Some records:
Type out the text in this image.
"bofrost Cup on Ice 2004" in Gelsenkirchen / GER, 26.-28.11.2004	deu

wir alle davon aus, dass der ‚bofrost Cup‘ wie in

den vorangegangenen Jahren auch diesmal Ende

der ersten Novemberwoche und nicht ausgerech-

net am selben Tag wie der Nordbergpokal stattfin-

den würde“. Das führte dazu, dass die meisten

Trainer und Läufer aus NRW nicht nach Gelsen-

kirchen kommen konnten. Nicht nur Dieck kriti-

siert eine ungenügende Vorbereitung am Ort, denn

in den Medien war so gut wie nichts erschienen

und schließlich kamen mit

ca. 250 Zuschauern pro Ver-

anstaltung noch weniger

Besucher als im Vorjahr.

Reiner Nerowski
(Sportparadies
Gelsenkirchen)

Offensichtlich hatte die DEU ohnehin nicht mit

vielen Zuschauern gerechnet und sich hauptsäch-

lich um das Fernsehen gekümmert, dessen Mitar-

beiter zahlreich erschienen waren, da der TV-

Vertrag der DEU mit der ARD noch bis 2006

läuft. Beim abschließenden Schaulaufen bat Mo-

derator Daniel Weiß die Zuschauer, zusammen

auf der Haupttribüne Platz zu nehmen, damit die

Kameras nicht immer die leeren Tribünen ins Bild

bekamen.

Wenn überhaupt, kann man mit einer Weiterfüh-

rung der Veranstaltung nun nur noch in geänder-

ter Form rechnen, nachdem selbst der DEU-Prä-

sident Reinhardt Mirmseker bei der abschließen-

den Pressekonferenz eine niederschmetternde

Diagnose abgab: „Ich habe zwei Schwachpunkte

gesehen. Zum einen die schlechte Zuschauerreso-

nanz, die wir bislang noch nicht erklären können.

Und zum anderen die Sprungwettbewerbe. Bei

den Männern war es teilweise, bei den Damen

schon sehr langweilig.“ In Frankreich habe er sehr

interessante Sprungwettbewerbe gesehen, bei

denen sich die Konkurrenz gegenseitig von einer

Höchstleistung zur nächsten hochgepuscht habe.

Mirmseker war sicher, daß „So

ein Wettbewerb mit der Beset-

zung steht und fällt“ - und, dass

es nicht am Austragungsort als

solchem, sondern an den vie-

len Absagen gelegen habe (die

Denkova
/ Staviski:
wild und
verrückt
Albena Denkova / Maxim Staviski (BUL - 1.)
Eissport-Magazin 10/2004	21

PROBLEM - Search the data above for the string "bofrost" and return every line that has it.

THE ANSWER -
"bofrost Cup on Ice 2004" in Gelsenkirchen / GER, 26.-28.11.2004	deu
wir alle davon aus, dass der ‚bofrost Cup‘ wie in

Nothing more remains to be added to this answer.